§ RECORDS FOR THIS TASK
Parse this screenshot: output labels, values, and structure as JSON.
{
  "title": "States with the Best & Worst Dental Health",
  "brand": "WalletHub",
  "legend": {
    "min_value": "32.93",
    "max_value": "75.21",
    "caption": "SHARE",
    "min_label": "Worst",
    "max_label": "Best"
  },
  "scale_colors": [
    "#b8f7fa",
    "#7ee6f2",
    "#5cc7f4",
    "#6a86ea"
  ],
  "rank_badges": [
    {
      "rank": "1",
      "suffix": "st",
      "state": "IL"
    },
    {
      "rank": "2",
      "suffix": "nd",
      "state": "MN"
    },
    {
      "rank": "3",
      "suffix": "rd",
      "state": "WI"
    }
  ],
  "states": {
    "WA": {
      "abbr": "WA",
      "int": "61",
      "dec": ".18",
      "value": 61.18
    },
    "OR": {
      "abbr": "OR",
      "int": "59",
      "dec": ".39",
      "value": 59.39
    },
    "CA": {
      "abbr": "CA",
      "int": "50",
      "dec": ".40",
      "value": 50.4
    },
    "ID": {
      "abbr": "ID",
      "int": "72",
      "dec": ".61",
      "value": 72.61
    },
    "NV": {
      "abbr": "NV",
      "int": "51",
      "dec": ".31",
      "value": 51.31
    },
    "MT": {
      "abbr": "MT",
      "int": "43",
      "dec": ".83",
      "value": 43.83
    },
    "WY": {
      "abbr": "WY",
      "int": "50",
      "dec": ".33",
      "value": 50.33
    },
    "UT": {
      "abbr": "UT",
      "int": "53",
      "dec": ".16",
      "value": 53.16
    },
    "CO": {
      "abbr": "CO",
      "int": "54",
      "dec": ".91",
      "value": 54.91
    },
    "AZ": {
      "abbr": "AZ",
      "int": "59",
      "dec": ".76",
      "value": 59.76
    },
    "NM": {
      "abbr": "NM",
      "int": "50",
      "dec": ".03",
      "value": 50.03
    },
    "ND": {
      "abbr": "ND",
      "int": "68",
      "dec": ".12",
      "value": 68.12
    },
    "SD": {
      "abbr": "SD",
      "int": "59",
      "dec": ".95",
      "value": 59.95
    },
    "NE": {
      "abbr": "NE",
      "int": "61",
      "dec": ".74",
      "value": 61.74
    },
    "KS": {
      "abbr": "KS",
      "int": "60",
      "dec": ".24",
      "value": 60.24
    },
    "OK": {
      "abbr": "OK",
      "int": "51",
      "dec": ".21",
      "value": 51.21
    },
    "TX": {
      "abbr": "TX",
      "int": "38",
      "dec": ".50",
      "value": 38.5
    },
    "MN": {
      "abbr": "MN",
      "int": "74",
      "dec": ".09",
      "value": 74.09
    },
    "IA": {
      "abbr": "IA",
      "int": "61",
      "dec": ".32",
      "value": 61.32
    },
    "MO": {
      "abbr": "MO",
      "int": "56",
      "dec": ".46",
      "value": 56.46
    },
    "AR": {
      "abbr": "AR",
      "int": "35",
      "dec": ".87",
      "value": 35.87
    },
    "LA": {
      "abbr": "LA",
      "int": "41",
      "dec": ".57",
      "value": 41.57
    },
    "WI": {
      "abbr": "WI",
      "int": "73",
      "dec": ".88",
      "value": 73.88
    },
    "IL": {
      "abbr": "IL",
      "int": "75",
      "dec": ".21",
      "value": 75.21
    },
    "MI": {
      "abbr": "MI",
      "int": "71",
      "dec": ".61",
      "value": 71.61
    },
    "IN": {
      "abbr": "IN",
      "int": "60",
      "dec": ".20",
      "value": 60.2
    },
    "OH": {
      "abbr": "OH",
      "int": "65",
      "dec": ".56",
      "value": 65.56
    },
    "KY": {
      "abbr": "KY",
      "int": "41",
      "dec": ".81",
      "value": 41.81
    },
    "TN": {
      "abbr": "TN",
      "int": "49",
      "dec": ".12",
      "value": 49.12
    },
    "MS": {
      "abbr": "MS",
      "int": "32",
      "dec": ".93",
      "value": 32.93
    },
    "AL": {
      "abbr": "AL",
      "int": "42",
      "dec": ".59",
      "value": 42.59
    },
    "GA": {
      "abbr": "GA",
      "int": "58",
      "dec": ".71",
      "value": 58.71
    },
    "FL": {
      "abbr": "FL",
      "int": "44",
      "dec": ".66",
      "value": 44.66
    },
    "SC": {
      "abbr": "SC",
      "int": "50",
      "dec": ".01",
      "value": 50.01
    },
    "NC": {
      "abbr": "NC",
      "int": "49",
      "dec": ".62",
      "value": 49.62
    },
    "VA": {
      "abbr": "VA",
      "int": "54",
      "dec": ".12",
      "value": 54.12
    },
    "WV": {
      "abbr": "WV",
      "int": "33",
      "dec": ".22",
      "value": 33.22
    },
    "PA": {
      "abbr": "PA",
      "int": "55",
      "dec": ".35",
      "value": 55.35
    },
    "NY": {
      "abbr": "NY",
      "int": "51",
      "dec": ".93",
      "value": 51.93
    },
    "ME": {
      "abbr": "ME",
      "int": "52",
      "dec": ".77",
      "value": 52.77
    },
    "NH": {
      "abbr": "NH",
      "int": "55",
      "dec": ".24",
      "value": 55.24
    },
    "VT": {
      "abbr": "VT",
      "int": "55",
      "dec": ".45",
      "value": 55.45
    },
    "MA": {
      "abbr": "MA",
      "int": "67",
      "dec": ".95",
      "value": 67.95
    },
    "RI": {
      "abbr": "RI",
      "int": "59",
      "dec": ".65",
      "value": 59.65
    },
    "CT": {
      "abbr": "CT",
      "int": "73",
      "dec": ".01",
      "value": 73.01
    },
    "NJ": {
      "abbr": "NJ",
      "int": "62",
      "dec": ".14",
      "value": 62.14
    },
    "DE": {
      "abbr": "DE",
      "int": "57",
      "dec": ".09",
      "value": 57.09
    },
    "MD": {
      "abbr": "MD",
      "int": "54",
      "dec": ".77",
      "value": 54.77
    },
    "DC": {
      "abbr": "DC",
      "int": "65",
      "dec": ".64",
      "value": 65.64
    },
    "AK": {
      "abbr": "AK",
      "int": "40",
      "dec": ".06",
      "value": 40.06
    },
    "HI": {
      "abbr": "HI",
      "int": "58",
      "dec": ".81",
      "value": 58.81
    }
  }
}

§ WHAT THIS TASK INVOLVES
Go through the material and select each line with the string "Worst" in it.

§ REPLY
  "title": "States with the Best & Worst Dental Health",
    "min_label": "Worst",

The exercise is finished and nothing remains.